▸ AIM OF THE EXERCISE: Restate each line word for word. Leave out every picture.

▸ INPUT FOR THIS TASK:

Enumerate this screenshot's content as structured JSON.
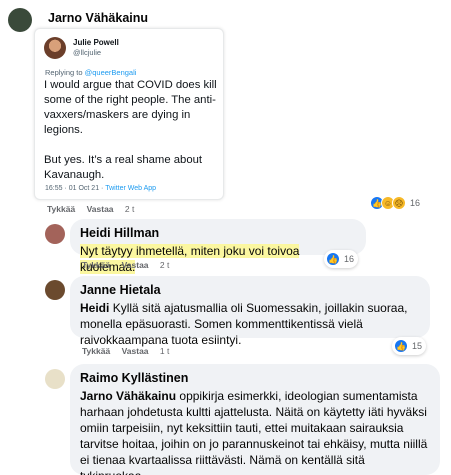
{
  "comments": [
    {
      "author": "Jarno Vähäkainu",
      "tweet": {
        "name": "Julie Powell",
        "handle": "@llcjulie",
        "reply_prefix": "Replying to",
        "reply_to": "@queerBengali",
        "paragraph1": "I would argue that COVID does kill some of the right people. The anti-vaxxers/maskers are dying in legions.",
        "paragraph2": "But yes. It’s a real shame about Kavanaugh.",
        "time": "16:55 · 01 Oct 21 ·",
        "source": "Twitter Web App"
      },
      "like_label": "Tykkää",
      "reply_label": "Vastaa",
      "time": "2 t",
      "reaction_count": "16",
      "reactions": [
        "like-icon",
        "care-icon",
        "wow-icon"
      ]
    },
    {
      "author": "Heidi Hillman",
      "text": "Nyt täytyy ihmetellä, miten joku voi toivoa kuolemaa.",
      "like_label": "Tykkää",
      "reply_label": "Vastaa",
      "time": "2 t",
      "reaction_count": "16",
      "reactions": [
        "like-icon"
      ]
    },
    {
      "author": "Janne Hietala",
      "tag": "Heidi",
      "text": "Kyllä sitä ajatusmallia oli Suomessakin, joillakin suoraa, monella epäsuorasti. Somen kommenttikentissä vielä raivokkaampana tuota esiintyi.",
      "like_label": "Tykkää",
      "reply_label": "Vastaa",
      "time": "1 t",
      "reaction_count": "15",
      "reactions": [
        "like-icon"
      ]
    },
    {
      "author": "Raimo Kyllästinen",
      "tag": "Jarno Vähäkainu",
      "text": "oppikirja esimerkki, ideologian sumentamista harhaan johdetusta kultti ajattelusta. Näitä on käytetty iäti hyväksi omiin tarpeisiin, nyt keksittiin tauti, ettei muitakaan sairauksia tarvitse hoitaa, joihin on jo parannuskeinot tai ehkäisy, mutta niillä ei tienaa kvartaalissa riittävästi. Nämä on kentällä sitä tykinruokaa."
    }
  ],
  "colors": {
    "bubble": "#f0f2f5",
    "highlight": "#fbf7a0",
    "like": "#1877f2",
    "twitter_link": "#1d9bf0"
  }
}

▸ EXERCISE RESPONSE:
Enumerate this screenshot's content as structured JSON.
{
  "comments": [
    {
      "author": "Jarno Vähäkainu",
      "tweet": {
        "name": "Julie Powell",
        "handle": "@llcjulie",
        "reply_prefix": "Replying to",
        "reply_to": "@queerBengali",
        "paragraph1": "I would argue that COVID does kill some of the right people. The anti-vaxxers/maskers are dying in legions.",
        "paragraph2": "But yes. It’s a real shame about Kavanaugh.",
        "time": "16:55 · 01 Oct 21 ·",
        "source": "Twitter Web App"
      },
      "like_label": "Tykkää",
      "reply_label": "Vastaa",
      "time": "2 t",
      "reaction_count": "16",
      "reactions": [
        "like-icon",
        "care-icon",
        "wow-icon"
      ]
    },
    {
      "author": "Heidi Hillman",
      "text": "Nyt täytyy ihmetellä, miten joku voi toivoa kuolemaa.",
      "like_label": "Tykkää",
      "reply_label": "Vastaa",
      "time": "2 t",
      "reaction_count": "16",
      "reactions": [
        "like-icon"
      ]
    },
    {
      "author": "Janne Hietala",
      "tag": "Heidi",
      "text": "Kyllä sitä ajatusmallia oli Suomessakin, joillakin suoraa, monella epäsuorasti. Somen kommenttikentissä vielä raivokkaampana tuota esiintyi.",
      "like_label": "Tykkää",
      "reply_label": "Vastaa",
      "time": "1 t",
      "reaction_count": "15",
      "reactions": [
        "like-icon"
      ]
    },
    {
      "author": "Raimo Kyllästinen",
      "tag": "Jarno Vähäkainu",
      "text": "oppikirja esimerkki, ideologian sumentamista harhaan johdetusta kultti ajattelusta. Näitä on käytetty iäti hyväksi omiin tarpeisiin, nyt keksittiin tauti, ettei muitakaan sairauksia tarvitse hoitaa, joihin on jo parannuskeinot tai ehkäisy, mutta niillä ei tienaa kvartaalissa riittävästi. Nämä on kentällä sitä tykinruokaa."
    }
  ],
  "colors": {
    "bubble": "#f0f2f5",
    "highlight": "#fbf7a0",
    "like": "#1877f2",
    "twitter_link": "#1d9bf0"
  }
}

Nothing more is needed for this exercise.